▶ _REQUEST_
Output the full listing below exactly as it reads, and skip anything that is a picture.

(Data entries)
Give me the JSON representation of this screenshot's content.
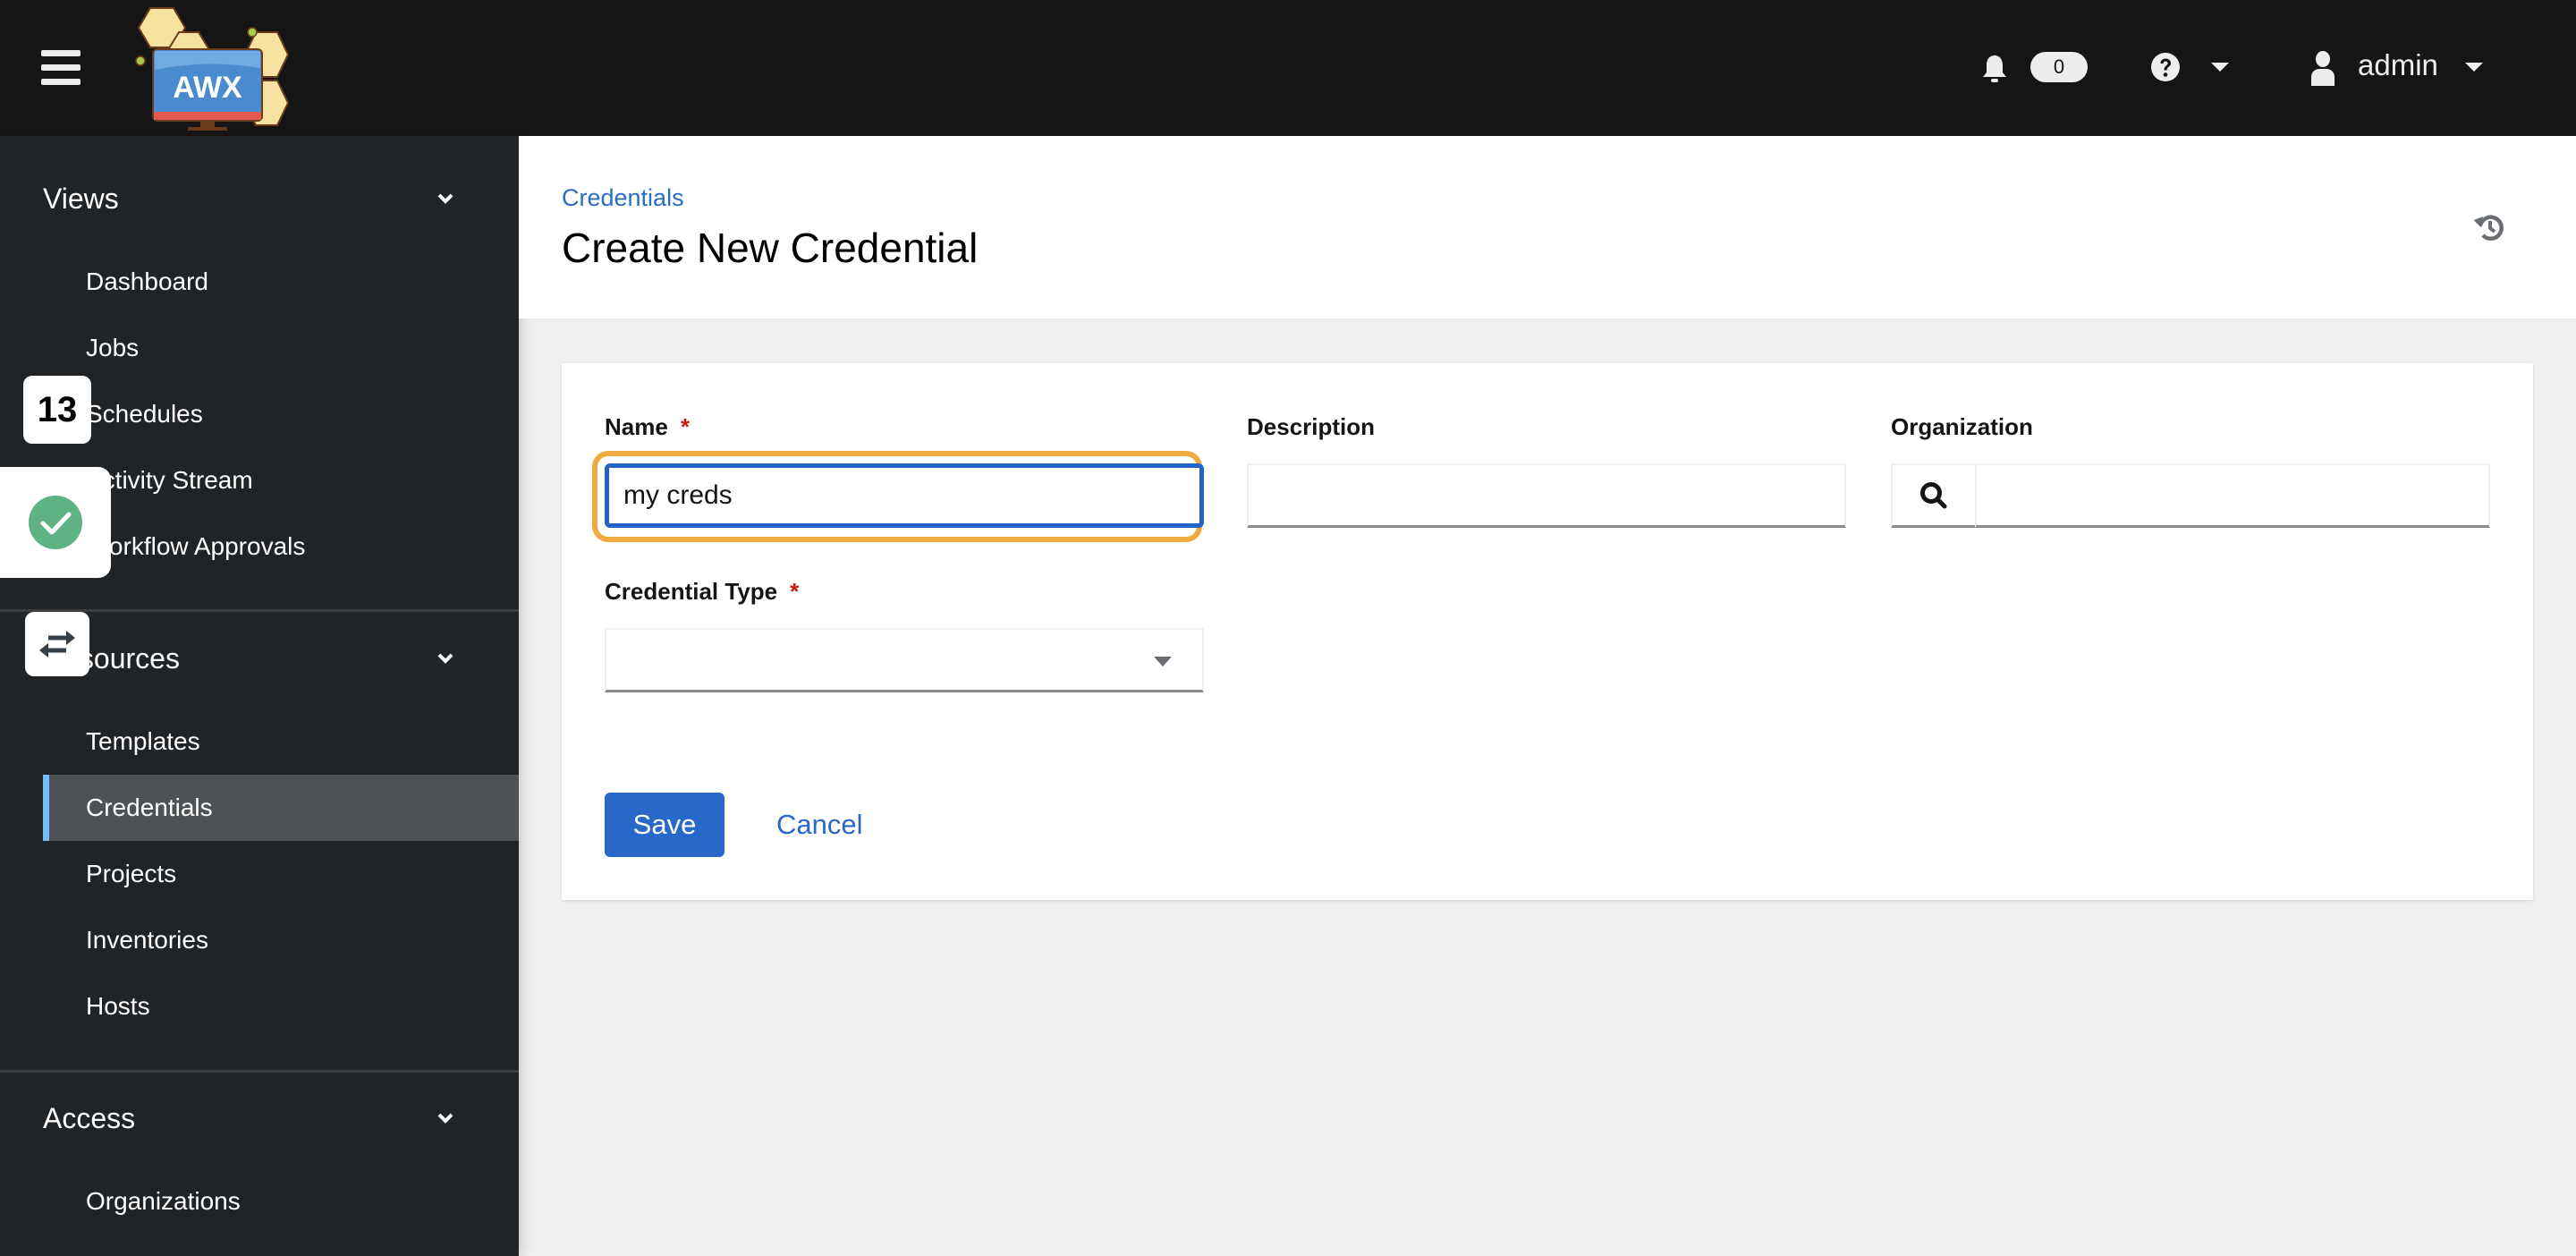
{
  "header": {
    "app_name": "AWX",
    "notification_count": "0",
    "username": "admin"
  },
  "sidebar": {
    "groups": [
      {
        "title": "Views",
        "items": [
          {
            "label": "Dashboard"
          },
          {
            "label": "Jobs"
          },
          {
            "label": "Schedules"
          },
          {
            "label": "Activity Stream"
          },
          {
            "label": "Workflow Approvals"
          }
        ]
      },
      {
        "title": "Resources",
        "items": [
          {
            "label": "Templates"
          },
          {
            "label": "Credentials",
            "active": true
          },
          {
            "label": "Projects"
          },
          {
            "label": "Inventories"
          },
          {
            "label": "Hosts"
          }
        ]
      },
      {
        "title": "Access",
        "items": [
          {
            "label": "Organizations"
          }
        ]
      }
    ]
  },
  "overlays": {
    "counter_badge": "13"
  },
  "page": {
    "breadcrumb": "Credentials",
    "title": "Create New Credential"
  },
  "form": {
    "name": {
      "label": "Name",
      "required_mark": "*",
      "value": "my creds"
    },
    "description": {
      "label": "Description",
      "value": ""
    },
    "organization": {
      "label": "Organization",
      "value": ""
    },
    "credential_type": {
      "label": "Credential Type",
      "required_mark": "*",
      "value": ""
    },
    "save_label": "Save",
    "cancel_label": "Cancel"
  },
  "colors": {
    "accent": "#2868c9",
    "focus_highlight": "#f0ab3f",
    "required": "#c9190b",
    "active_nav_indicator": "#73bcf7",
    "success": "#5fb383"
  }
}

▶ _RESULT FOR THIS TASK_
Give me the JSON representation of this screenshot's content.
{
  "header": {
    "app_name": "AWX",
    "notification_count": "0",
    "username": "admin"
  },
  "sidebar": {
    "groups": [
      {
        "title": "Views",
        "items": [
          {
            "label": "Dashboard"
          },
          {
            "label": "Jobs"
          },
          {
            "label": "Schedules"
          },
          {
            "label": "Activity Stream"
          },
          {
            "label": "Workflow Approvals"
          }
        ]
      },
      {
        "title": "Resources",
        "items": [
          {
            "label": "Templates"
          },
          {
            "label": "Credentials",
            "active": true
          },
          {
            "label": "Projects"
          },
          {
            "label": "Inventories"
          },
          {
            "label": "Hosts"
          }
        ]
      },
      {
        "title": "Access",
        "items": [
          {
            "label": "Organizations"
          }
        ]
      }
    ]
  },
  "overlays": {
    "counter_badge": "13"
  },
  "page": {
    "breadcrumb": "Credentials",
    "title": "Create New Credential"
  },
  "form": {
    "name": {
      "label": "Name",
      "required_mark": "*",
      "value": "my creds"
    },
    "description": {
      "label": "Description",
      "value": ""
    },
    "organization": {
      "label": "Organization",
      "value": ""
    },
    "credential_type": {
      "label": "Credential Type",
      "required_mark": "*",
      "value": ""
    },
    "save_label": "Save",
    "cancel_label": "Cancel"
  },
  "colors": {
    "accent": "#2868c9",
    "focus_highlight": "#f0ab3f",
    "required": "#c9190b",
    "active_nav_indicator": "#73bcf7",
    "success": "#5fb383"
  }
}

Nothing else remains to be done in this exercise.